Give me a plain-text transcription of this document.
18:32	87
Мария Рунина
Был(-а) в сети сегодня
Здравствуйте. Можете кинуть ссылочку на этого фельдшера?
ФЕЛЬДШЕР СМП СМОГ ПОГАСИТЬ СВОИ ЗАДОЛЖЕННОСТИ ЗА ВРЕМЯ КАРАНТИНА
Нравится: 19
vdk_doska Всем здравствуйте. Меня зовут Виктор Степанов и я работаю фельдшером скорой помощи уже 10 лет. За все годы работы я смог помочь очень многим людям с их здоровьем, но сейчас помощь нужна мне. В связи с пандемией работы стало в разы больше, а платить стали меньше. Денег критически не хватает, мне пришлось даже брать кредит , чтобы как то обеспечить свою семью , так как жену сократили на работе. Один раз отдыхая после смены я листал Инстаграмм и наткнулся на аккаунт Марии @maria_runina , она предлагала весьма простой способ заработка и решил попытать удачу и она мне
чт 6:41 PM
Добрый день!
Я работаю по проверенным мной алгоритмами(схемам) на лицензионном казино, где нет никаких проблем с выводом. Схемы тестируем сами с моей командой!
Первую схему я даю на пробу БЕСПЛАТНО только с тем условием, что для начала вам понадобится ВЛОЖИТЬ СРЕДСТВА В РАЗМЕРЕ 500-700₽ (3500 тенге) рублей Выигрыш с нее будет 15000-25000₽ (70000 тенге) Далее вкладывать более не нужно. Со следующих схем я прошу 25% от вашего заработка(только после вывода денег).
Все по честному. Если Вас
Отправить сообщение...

= = =

Reproduce every record above exactly as it appears.

_RESULT OF THE TASK_
Give me a plain-text transcription of this document.
18:32	87
Мария Рунина
Был(-а) в сети сегодня
Здравствуйте. Можете кинуть ссылочку на этого фельдшера?
ФЕЛЬДШЕР СМП СМОГ ПОГАСИТЬ СВОИ ЗАДОЛЖЕННОСТИ ЗА ВРЕМЯ КАРАНТИНА
Нравится: 19
vdk_doska Всем здравствуйте. Меня зовут Виктор Степанов и я работаю фельдшером скорой помощи уже 10 лет. За все годы работы я смог помочь очень многим людям с их здоровьем, но сейчас помощь нужна мне. В связи с пандемией работы стало в разы больше, а платить стали меньше. Денег критически не хватает, мне пришлось даже брать кредит , чтобы как то обеспечить свою семью , так как жену сократили на работе. Один раз отдыхая после смены я листал Инстаграмм и наткнулся на аккаунт Марии @maria_runina , она предлагала весьма простой способ заработка и решил попытать удачу и она мне
чт 6:41 PM
Добрый день!
Я работаю по проверенным мной алгоритмами(схемам) на лицензионном казино, где нет никаких проблем с выводом. Схемы тестируем сами с моей командой!
Первую схему я даю на пробу БЕСПЛАТНО только с тем условием, что для начала вам понадобится ВЛОЖИТЬ СРЕДСТВА В РАЗМЕРЕ 500-700₽ (3500 тенге) рублей Выигрыш с нее будет 15000-25000₽ (70000 тенге) Далее вкладывать более не нужно. Со следующих схем я прошу 25% от вашего заработка(только после вывода денег).
Все по честному. Если Вас
Отправить сообщение...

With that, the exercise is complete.